__Data provided__.
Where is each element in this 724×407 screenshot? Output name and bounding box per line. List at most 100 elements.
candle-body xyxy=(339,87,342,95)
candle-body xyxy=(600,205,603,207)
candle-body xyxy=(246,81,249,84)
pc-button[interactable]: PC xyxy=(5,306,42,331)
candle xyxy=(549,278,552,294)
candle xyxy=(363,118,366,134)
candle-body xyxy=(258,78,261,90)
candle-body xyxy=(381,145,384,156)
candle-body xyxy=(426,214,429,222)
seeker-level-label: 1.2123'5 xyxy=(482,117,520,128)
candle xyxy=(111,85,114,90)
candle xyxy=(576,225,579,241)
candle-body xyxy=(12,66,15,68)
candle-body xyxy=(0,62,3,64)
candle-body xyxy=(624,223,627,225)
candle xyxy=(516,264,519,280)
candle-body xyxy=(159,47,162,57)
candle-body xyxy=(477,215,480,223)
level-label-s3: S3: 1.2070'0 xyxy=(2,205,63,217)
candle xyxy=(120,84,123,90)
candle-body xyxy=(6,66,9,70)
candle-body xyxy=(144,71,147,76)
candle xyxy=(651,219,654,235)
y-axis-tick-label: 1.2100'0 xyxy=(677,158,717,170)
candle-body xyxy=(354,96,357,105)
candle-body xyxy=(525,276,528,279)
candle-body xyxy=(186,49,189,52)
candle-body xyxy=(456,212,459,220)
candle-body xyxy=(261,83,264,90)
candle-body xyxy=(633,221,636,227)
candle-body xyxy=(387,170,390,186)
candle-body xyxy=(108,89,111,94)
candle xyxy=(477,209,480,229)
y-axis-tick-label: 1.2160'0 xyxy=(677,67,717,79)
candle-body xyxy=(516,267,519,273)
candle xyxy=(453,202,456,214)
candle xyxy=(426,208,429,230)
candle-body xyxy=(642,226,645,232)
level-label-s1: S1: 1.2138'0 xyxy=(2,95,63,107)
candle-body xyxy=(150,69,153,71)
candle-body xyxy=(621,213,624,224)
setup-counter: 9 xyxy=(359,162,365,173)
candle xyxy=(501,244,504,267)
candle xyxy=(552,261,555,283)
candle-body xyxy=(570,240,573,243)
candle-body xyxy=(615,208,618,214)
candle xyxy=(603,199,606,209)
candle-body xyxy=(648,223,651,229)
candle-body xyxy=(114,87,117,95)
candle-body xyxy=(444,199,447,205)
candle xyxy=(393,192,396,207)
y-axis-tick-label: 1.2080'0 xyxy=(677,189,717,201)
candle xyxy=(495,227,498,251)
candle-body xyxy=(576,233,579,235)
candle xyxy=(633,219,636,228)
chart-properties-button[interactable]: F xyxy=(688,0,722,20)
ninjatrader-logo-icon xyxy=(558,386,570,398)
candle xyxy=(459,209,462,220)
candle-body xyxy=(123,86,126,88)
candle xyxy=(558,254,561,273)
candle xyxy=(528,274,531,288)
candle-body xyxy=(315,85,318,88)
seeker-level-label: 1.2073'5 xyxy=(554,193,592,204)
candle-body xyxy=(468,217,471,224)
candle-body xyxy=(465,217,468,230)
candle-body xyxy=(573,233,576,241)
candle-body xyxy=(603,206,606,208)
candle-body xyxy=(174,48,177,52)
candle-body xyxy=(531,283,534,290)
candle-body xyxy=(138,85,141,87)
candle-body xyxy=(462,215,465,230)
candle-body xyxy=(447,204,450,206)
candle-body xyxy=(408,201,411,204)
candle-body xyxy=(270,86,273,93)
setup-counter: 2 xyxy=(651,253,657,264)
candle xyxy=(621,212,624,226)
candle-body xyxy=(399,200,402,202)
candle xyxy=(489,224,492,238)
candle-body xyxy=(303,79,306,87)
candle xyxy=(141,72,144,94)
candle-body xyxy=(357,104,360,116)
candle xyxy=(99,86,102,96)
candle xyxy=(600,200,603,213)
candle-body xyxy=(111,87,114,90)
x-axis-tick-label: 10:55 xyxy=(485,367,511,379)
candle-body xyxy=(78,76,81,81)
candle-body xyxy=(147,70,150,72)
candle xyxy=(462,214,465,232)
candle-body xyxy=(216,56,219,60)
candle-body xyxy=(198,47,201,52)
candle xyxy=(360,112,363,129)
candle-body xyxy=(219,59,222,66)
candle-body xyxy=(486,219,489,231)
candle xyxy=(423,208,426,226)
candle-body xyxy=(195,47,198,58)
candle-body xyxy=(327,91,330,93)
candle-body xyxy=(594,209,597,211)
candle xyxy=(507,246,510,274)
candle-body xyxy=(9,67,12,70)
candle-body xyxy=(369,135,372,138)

__Task__.
Reproduce the lines above verbatim.

__Reply__.
Where is each element in this 724×407 screenshot? Output name and bounding box per line. List at most 100 elements.
candle-body xyxy=(339,87,342,95)
candle-body xyxy=(600,205,603,207)
candle-body xyxy=(246,81,249,84)
pc-button[interactable]: PC xyxy=(5,306,42,331)
candle xyxy=(549,278,552,294)
candle xyxy=(363,118,366,134)
candle-body xyxy=(258,78,261,90)
candle-body xyxy=(381,145,384,156)
candle-body xyxy=(426,214,429,222)
seeker-level-label: 1.2123'5 xyxy=(482,117,520,128)
candle xyxy=(111,85,114,90)
candle xyxy=(576,225,579,241)
candle-body xyxy=(12,66,15,68)
candle-body xyxy=(0,62,3,64)
candle-body xyxy=(624,223,627,225)
candle xyxy=(516,264,519,280)
candle-body xyxy=(159,47,162,57)
candle-body xyxy=(477,215,480,223)
level-label-s3: S3: 1.2070'0 xyxy=(2,205,63,217)
candle xyxy=(120,84,123,90)
candle-body xyxy=(6,66,9,70)
candle-body xyxy=(144,71,147,76)
candle xyxy=(651,219,654,235)
y-axis-tick-label: 1.2100'0 xyxy=(677,158,717,170)
candle-body xyxy=(354,96,357,105)
candle-body xyxy=(525,276,528,279)
candle-body xyxy=(186,49,189,52)
candle-body xyxy=(456,212,459,220)
candle-body xyxy=(261,83,264,90)
candle-body xyxy=(633,221,636,227)
candle-body xyxy=(387,170,390,186)
candle-body xyxy=(108,89,111,94)
candle xyxy=(477,209,480,229)
y-axis-tick-label: 1.2160'0 xyxy=(677,67,717,79)
candle-body xyxy=(516,267,519,273)
candle xyxy=(453,202,456,214)
candle xyxy=(426,208,429,230)
candle-body xyxy=(642,226,645,232)
level-label-s1: S1: 1.2138'0 xyxy=(2,95,63,107)
candle-body xyxy=(150,69,153,71)
candle-body xyxy=(621,213,624,224)
setup-counter: 9 xyxy=(359,162,365,173)
candle xyxy=(501,244,504,267)
candle xyxy=(552,261,555,283)
candle-body xyxy=(570,240,573,243)
candle-body xyxy=(615,208,618,214)
candle xyxy=(603,199,606,209)
candle-body xyxy=(648,223,651,229)
candle-body xyxy=(114,87,117,95)
candle-body xyxy=(444,199,447,205)
candle xyxy=(393,192,396,207)
y-axis-tick-label: 1.2080'0 xyxy=(677,189,717,201)
candle xyxy=(495,227,498,251)
candle-body xyxy=(576,233,579,235)
candle xyxy=(633,219,636,228)
chart-properties-button[interactable]: F xyxy=(688,0,722,20)
ninjatrader-logo-icon xyxy=(558,386,570,398)
candle xyxy=(459,209,462,220)
candle-body xyxy=(123,86,126,88)
candle xyxy=(558,254,561,273)
candle xyxy=(528,274,531,288)
candle-body xyxy=(315,85,318,88)
seeker-level-label: 1.2073'5 xyxy=(554,193,592,204)
candle-body xyxy=(468,217,471,224)
candle-body xyxy=(465,217,468,230)
candle-body xyxy=(573,233,576,241)
candle-body xyxy=(603,206,606,208)
candle-body xyxy=(174,48,177,52)
candle-body xyxy=(531,283,534,290)
candle-body xyxy=(138,85,141,87)
candle-body xyxy=(462,215,465,230)
candle-body xyxy=(447,204,450,206)
candle-body xyxy=(408,201,411,204)
candle-body xyxy=(270,86,273,93)
setup-counter: 2 xyxy=(651,253,657,264)
candle xyxy=(621,212,624,226)
candle-body xyxy=(399,200,402,202)
candle xyxy=(489,224,492,238)
candle-body xyxy=(303,79,306,87)
candle xyxy=(141,72,144,94)
candle-body xyxy=(357,104,360,116)
candle xyxy=(99,86,102,96)
candle xyxy=(600,200,603,213)
candle-body xyxy=(111,87,114,90)
x-axis-tick-label: 10:55 xyxy=(485,367,511,379)
candle-body xyxy=(78,76,81,81)
candle-body xyxy=(147,70,150,72)
candle xyxy=(462,214,465,232)
candle-body xyxy=(216,56,219,60)
candle-body xyxy=(198,47,201,52)
candle xyxy=(360,112,363,129)
candle-body xyxy=(219,59,222,66)
candle-body xyxy=(486,219,489,231)
candle xyxy=(423,208,426,226)
candle-body xyxy=(195,47,198,58)
candle-body xyxy=(327,91,330,93)
candle-body xyxy=(594,209,597,211)
candle xyxy=(507,246,510,274)
candle-body xyxy=(9,67,12,70)
candle-body xyxy=(369,135,372,138)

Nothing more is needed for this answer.